_A block of data_

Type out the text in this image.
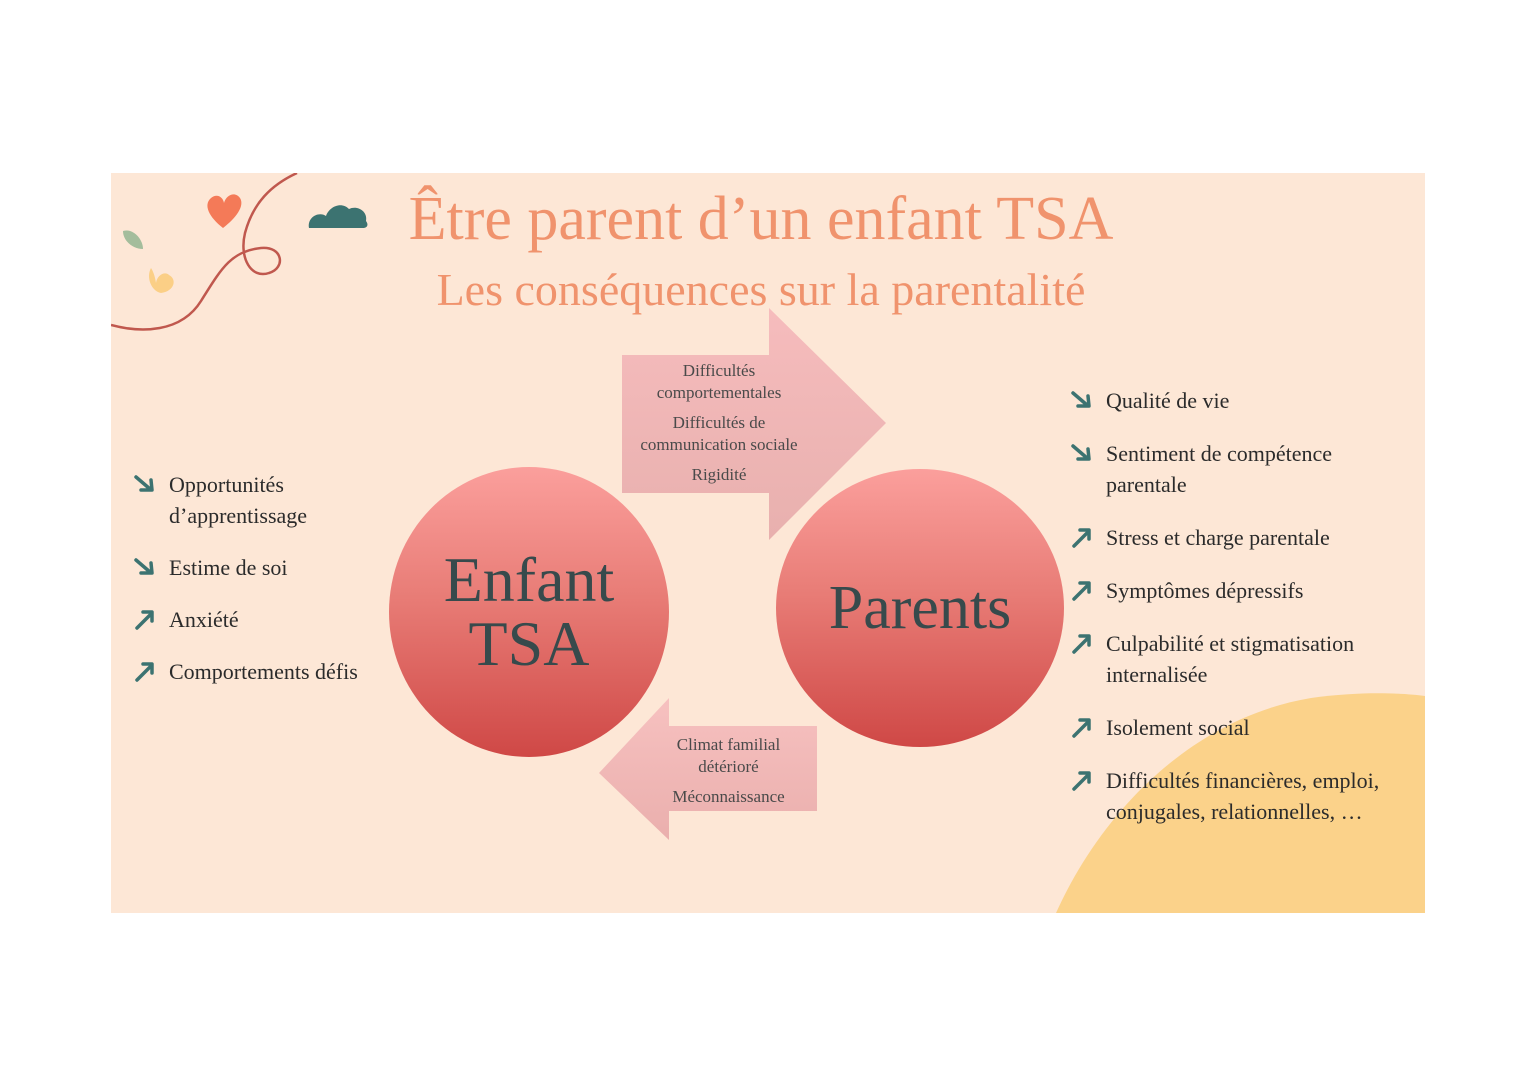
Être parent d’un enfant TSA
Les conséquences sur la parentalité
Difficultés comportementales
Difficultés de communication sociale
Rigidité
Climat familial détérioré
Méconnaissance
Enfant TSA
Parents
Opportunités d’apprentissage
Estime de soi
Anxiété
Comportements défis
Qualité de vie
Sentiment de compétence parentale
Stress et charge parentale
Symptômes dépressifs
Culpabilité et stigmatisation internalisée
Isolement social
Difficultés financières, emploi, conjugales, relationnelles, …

_EXERCISE AIM_
Go through the material above and copy each line that has the word "Difficultés".

_EXERCISE SOLUTION_
Difficultés comportementales
Difficultés de communication sociale
Difficultés financières, emploi, conjugales, relationnelles, …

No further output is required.